# [Verilen Görev a]
Listede "- point-label-musculoskeletal-2021: 33: [335, 414, 355, 434]" ifadesini içeren satırdan "- title-line-1: Причины" ifadesini içeren satıra kadar, her iki satır da dâhil olmak üzere, bütün satırları aynen aktarınız.

# [Okuma Parçası]
◇ ◇ ◇ ◇ ◇
İslâm ve Tasavvuf - 4 Mayıs 1984 ABD

9 Şubat 2025 tarihinde yayınlanmıştır.

Hikmet
Mürşid-i Azîzim Muzaffer Efendi Hazretleri Amerika'daki bir sohbetlerinde bir Amerikalı, "Bir çok kimse ile karşılaşıyorum, bana şunu soruyorlar, tasavvufla islâmın ne alâkası var diyorlar" deyince Efendi Hazretleri buyurdular ki : 
İslâmın zâhirindeki bulunan evâmirin hikmeti sôfiyyedir, Kur`ân'da var, Allahu Teâlâ, "قَدْ اَفْلَحَ مَنْ تَزَكّٰىۙ kad eflaha men tezekkâ, nefsini tezkiye eden felah buldu" diyor. Tezkiye nerede olur? Sôfiyyede olur. İkincisi, kitâbı ve hikmeti talîm için Resûl-i Ekrem'in gönderildiğini söylüyor. Kitâb, Kur`ân, hikmet nedir, tasavvufdur, sôfiyyedir. O bilmiyorsa yok olması lâzım gelmez ki. Benim cebimdeki paranın olup olmadığını bilmeyen adam "Efendi'de para yok" diyemez ki, bilmiyor ki. "Efendi sende para yok" diyor bana, ne malûm ulan, dolu içerisi. 
Kur`ân-ı Kerîm'de, "Kitâbı ve hikmeti talîm için size bir resûl ba's olundu" diyor. Bunu sana söyleyen adamın islâmdan haberi yok, müslümanlığı bilmiyor o. Yani böyle söyleyenler, islâmdan haberleri yok onların. Onun sözü mesmû' olmaz. Câhil adamın sözü mesmû' olmaz. "وَاَعْرِضْ عَنِ الْجَاهِل۪ينَ ve a'rıd ani'l-câhilîn". Câhilden i'râz lâzımdır. Ya dinler adam, öğrenir, veyâhud itiraz etmez. Cehl-i inâdî derler ona. 
Tasavvuf yokmuş islâmda. Bir profesör söyledi bana bunu, aynı şeyi. Sorbonne Üniversitesinde tasavvuf profesörüymüş herif. Paris'de bana söyledi. Tabii şiddetle reddetdim kendisini ve sükût etdi, cevâb veremedi ve mebhût oldu herif. Resîl oldu, susdu. Elhamdülillah, sâye-i risâletde. Yani şeyhimin kerâmeti kendinden rivâyeti değil. "Nereden biliyorsun?" dedim, "sen islâmı biliyor musun? Senin müslümanlıkdan haberin yok".
◇ ◇ ◇ ◇ ◇
# [Liste]
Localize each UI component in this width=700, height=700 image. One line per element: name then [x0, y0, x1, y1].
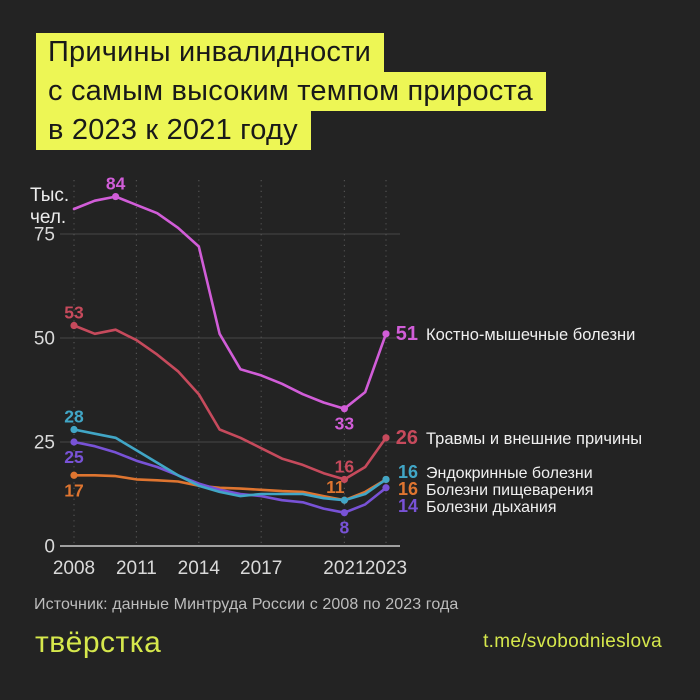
- point-label-musculoskeletal-2021: 33: [335, 414, 355, 434]
- data-point-injuries-2023: [382, 434, 390, 442]
- legend-value-digestive: 16: [398, 479, 418, 499]
- page-title: Причины инвалидности с самым высоким тем…: [36, 33, 546, 150]
- y-axis-unit-label: Тыс.: [30, 185, 69, 206]
- series-line-endocrine: [72, 428, 388, 502]
- x-axis-tick-label: 2008: [53, 558, 95, 579]
- title-line-1: Причины инвалидности: [36, 33, 384, 72]
- title-line-3: в 2023 к 2021 году: [36, 111, 311, 150]
- x-axis-tick-label: 2017: [240, 558, 282, 579]
- point-label-digestive-2008: 17: [64, 480, 83, 500]
- point-label-injuries-2021: 16: [335, 456, 355, 476]
- data-point-endocrine-2023: [382, 475, 390, 484]
- y-axis-unit-label: чел.: [30, 207, 66, 228]
- legend-value-endocrine: 16: [398, 462, 418, 482]
- x-axis-tick-label: 2023: [365, 558, 407, 579]
- y-axis-tick-label: 25: [34, 433, 55, 454]
- legend-label-musculoskeletal: Костно-мышечные болезни: [426, 326, 635, 344]
- data-point-musculoskeletal-2010: [112, 192, 120, 201]
- x-axis-tick-label: 2014: [178, 558, 221, 579]
- legend-value-injuries: 26: [396, 427, 418, 449]
- legend-value-musculoskeletal: 51: [396, 323, 418, 345]
- data-point-respiratory-2008: [70, 438, 78, 446]
- data-point-endocrine-2008: [70, 425, 78, 434]
- legend-value-respiratory: 14: [398, 496, 418, 516]
- data-point-respiratory-2023: [382, 484, 390, 492]
- legend-label-endocrine: Эндокринные болезни: [426, 465, 593, 482]
- point-label-musculoskeletal-2010: 84: [106, 174, 126, 194]
- title-line-2: с самым высоким темпом прироста: [36, 72, 546, 111]
- legend-label-respiratory: Болезни дыхания: [426, 499, 556, 516]
- y-axis-tick-label: 0: [44, 537, 55, 558]
- data-point-injuries-2021: [340, 475, 348, 484]
- data-point-endocrine-2021: [340, 496, 348, 504]
- point-label-injuries-2008: 53: [64, 303, 84, 323]
- series-line-musculoskeletal: [72, 195, 388, 411]
- x-axis-tick-label: 2021: [323, 558, 365, 579]
- y-axis-tick-label: 50: [34, 329, 55, 350]
- data-point-digestive-2008: [70, 471, 78, 479]
- legend-label-injuries: Травмы и внешние причины: [426, 430, 642, 448]
- telegram-channel-link[interactable]: t.me/svobodnieslova: [483, 631, 662, 652]
- point-label-endocrine-2008: 28: [64, 407, 84, 427]
- data-point-musculoskeletal-2021: [340, 405, 348, 413]
- data-point-respiratory-2021: [340, 509, 348, 517]
- data-point-injuries-2008: [70, 321, 78, 330]
- legend-label-digestive: Болезни пищеварения: [426, 482, 593, 499]
- data-point-musculoskeletal-2023: [382, 330, 390, 338]
- series-line-respiratory: [72, 440, 388, 515]
- point-label-respiratory-2021: 8: [340, 518, 350, 538]
- source-note: Источник: данные Минтруда России с 2008 …: [34, 596, 459, 613]
- y-axis-tick-label: 75: [34, 225, 55, 246]
- point-label-respiratory-2008: 25: [64, 447, 84, 467]
- point-label-digestive-2021: 11: [326, 477, 345, 497]
- series-line-injuries: [72, 324, 388, 481]
- x-axis-tick-label: 2011: [116, 558, 157, 579]
- verstka-logo: твёрстка: [35, 626, 162, 659]
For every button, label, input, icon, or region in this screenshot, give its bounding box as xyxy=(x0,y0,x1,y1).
◇ ◇ ◇ ◇ ◇
# [Verilen Görev b]
Okuma parçasına göre, Muzaffer Efendi Hazretleri'ne İslâm'da tasavvuf bulunmadığını söyleyen profesör hangi üniversitede tasavvuf profesörüdür?

# [Tam Çözüm a]
- point-label-musculoskeletal-2021: 33: [335, 414, 355, 434]
- data-point-injuries-2023: [382, 434, 390, 442]
- legend-value-digestive: 16: [398, 479, 418, 499]
- page-title: Причины инвалидности с самым высоким тем…: [36, 33, 546, 150]
- y-axis-unit-label: Тыс.: [30, 185, 69, 206]
- series-line-endocrine: [72, 428, 388, 502]
- x-axis-tick-label: 2008: [53, 558, 95, 579]
- title-line-1: Причины инвалидности: [36, 33, 384, 72]

# [Tam Çözüm b]
Sorbonne Üniversitesinde.